- [PROMPT]
In the data, extract each line that holds the string "merchandise".

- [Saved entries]
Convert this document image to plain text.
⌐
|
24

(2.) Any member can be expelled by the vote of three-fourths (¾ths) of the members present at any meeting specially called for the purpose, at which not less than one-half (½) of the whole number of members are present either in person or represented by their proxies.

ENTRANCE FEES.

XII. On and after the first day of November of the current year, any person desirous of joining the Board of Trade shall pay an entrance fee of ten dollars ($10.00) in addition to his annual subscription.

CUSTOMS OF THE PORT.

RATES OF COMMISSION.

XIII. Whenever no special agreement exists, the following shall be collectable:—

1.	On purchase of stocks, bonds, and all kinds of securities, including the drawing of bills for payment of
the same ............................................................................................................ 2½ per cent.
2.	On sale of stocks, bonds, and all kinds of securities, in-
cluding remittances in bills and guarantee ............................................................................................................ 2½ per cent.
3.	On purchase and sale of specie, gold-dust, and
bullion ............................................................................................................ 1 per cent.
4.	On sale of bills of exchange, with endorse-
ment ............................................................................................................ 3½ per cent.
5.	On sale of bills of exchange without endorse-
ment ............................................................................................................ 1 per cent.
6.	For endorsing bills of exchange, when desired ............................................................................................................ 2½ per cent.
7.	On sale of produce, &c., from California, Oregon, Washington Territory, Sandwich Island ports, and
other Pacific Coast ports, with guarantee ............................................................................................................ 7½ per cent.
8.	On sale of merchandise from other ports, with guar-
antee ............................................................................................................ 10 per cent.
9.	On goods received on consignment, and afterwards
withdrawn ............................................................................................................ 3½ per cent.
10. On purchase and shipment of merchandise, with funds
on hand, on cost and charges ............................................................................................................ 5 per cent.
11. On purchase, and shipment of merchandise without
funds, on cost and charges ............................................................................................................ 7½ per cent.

- [COMPLETED TASK]
8.	On sale of merchandise from other ports, with guar-
10. On purchase and shipment of merchandise, with funds
11. On purchase, and shipment of merchandise without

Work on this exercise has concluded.